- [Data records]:

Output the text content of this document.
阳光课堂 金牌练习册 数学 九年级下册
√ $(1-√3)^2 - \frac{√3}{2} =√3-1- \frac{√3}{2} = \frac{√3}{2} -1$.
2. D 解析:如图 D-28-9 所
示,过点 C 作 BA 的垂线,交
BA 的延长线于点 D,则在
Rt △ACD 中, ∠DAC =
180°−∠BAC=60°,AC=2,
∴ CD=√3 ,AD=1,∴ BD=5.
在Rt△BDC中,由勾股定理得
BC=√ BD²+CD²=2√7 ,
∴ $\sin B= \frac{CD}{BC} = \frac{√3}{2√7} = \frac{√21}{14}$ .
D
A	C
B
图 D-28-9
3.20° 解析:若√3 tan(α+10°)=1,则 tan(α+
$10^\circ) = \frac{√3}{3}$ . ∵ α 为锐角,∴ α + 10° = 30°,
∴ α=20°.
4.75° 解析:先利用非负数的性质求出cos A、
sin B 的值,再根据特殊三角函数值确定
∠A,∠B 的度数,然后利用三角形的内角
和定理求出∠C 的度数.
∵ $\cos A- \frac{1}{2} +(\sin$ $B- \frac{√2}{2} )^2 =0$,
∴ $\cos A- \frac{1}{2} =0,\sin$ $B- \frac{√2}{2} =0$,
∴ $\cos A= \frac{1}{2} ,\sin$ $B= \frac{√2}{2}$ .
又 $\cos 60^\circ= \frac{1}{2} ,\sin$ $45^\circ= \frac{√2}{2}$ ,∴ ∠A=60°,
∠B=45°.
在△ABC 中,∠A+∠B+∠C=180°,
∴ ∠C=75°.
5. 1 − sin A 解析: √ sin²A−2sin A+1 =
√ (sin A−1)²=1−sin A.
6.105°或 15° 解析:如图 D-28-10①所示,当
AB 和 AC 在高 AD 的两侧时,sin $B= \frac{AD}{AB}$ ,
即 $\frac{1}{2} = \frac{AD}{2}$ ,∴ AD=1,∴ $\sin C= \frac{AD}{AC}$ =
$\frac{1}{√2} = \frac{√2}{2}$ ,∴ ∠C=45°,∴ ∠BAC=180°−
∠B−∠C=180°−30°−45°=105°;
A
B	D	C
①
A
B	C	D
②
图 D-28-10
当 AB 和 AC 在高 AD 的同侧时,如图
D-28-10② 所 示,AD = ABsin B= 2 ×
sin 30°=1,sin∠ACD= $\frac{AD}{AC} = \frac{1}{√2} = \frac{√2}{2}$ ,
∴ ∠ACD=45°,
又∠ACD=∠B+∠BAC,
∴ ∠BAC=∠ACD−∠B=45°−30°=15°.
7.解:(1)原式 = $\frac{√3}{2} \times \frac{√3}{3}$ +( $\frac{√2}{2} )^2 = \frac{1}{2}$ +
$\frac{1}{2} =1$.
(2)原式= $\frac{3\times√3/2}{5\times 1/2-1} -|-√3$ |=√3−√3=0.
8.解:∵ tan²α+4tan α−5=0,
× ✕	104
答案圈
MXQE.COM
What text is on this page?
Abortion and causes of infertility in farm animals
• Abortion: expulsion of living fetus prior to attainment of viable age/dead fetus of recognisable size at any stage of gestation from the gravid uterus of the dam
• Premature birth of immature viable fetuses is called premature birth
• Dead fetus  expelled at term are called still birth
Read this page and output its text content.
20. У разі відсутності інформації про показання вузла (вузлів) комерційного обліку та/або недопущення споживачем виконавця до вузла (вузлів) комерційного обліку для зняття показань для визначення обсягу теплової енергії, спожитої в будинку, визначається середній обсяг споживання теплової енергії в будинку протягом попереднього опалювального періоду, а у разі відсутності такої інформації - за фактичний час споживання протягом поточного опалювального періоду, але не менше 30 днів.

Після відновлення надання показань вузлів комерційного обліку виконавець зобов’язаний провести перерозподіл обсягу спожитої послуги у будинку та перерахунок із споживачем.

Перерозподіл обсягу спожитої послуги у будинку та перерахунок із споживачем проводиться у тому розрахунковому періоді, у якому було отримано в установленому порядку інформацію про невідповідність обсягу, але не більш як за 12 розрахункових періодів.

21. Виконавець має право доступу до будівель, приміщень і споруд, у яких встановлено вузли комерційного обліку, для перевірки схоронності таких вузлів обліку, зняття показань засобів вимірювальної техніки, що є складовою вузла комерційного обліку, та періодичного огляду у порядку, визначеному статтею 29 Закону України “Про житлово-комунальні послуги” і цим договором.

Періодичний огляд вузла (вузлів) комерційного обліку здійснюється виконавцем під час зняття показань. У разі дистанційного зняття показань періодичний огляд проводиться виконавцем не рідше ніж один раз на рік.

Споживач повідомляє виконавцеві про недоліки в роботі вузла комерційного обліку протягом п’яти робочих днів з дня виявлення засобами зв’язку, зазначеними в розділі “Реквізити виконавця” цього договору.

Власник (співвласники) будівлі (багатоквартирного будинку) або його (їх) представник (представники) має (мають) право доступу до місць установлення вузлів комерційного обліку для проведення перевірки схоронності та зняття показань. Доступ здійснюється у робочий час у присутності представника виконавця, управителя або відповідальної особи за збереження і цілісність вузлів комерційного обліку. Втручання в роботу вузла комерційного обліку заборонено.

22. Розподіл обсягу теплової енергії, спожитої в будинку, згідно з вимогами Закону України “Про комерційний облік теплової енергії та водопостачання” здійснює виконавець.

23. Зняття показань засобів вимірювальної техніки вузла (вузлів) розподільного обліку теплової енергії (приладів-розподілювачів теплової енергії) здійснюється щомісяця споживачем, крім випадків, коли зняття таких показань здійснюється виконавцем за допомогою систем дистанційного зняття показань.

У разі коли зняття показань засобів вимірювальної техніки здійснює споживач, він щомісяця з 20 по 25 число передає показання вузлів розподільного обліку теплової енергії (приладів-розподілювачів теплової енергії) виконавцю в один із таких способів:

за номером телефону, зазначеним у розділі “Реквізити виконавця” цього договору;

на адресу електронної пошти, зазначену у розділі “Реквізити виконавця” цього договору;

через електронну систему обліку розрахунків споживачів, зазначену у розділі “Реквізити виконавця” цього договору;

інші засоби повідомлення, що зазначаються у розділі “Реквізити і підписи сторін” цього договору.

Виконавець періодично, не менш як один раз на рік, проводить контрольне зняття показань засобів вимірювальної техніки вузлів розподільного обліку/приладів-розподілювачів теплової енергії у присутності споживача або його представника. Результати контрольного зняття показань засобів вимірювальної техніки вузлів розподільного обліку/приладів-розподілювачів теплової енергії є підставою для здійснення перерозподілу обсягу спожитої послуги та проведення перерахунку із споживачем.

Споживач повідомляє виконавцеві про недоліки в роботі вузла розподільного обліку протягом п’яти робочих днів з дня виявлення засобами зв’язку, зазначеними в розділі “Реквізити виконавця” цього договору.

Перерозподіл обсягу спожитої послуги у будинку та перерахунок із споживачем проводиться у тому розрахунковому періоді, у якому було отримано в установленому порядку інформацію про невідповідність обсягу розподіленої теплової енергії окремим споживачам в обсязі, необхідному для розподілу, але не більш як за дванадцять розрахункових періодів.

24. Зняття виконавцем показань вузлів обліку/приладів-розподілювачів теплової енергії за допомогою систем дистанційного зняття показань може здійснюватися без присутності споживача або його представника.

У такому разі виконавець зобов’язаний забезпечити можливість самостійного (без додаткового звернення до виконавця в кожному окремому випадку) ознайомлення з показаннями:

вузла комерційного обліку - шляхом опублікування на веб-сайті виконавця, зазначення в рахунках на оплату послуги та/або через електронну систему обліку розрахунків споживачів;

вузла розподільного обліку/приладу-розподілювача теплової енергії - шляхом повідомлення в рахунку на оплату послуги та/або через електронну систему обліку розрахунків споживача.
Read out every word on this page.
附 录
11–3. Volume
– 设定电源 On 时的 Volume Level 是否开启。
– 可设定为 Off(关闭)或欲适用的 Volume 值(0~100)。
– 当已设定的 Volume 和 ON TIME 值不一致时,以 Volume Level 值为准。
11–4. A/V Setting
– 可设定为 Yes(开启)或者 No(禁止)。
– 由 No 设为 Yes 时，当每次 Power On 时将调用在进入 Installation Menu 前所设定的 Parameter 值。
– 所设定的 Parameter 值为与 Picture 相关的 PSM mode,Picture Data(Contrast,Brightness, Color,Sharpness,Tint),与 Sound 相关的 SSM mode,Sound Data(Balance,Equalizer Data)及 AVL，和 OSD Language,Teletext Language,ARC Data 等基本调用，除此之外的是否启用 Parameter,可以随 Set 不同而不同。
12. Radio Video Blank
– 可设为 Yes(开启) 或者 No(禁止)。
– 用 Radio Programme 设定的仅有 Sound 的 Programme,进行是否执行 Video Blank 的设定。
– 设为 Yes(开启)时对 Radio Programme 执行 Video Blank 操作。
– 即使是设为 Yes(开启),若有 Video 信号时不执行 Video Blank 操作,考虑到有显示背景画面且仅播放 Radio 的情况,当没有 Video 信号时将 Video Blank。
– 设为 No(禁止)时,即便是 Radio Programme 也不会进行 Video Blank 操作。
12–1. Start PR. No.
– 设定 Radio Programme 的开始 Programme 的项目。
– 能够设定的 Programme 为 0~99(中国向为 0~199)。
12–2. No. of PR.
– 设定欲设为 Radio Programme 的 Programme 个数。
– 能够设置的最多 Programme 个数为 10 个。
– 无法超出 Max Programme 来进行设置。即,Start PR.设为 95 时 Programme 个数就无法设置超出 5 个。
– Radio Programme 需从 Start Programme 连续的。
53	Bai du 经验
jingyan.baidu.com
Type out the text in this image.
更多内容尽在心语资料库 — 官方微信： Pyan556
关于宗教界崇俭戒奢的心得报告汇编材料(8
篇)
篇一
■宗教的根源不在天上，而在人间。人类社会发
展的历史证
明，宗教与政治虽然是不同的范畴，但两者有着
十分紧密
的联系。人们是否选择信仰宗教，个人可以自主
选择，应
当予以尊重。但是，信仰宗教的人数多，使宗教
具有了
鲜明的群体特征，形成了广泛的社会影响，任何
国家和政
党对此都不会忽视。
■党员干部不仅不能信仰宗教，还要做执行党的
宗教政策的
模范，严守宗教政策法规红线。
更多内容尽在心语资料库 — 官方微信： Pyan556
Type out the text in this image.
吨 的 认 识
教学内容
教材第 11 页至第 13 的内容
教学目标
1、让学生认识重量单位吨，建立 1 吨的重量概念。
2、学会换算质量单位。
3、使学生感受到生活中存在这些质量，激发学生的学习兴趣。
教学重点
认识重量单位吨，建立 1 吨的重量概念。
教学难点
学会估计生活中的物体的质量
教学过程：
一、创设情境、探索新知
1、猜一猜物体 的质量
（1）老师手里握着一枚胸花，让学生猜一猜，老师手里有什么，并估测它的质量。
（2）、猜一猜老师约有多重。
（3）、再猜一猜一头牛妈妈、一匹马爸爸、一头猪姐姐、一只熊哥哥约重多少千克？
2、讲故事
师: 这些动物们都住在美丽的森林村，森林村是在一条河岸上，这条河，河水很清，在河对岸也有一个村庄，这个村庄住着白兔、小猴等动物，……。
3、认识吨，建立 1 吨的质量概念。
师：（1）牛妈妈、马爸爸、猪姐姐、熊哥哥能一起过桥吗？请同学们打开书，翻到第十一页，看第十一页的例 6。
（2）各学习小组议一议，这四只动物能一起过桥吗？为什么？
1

- [Directions]: Report back each line of the entries that holds the string "可设定为".

- [Complete answer]:
– 可设定为 Off(关闭)或欲适用的 Volume 值(0~100)。
– 可设定为 Yes(开启)或者 No(禁止)。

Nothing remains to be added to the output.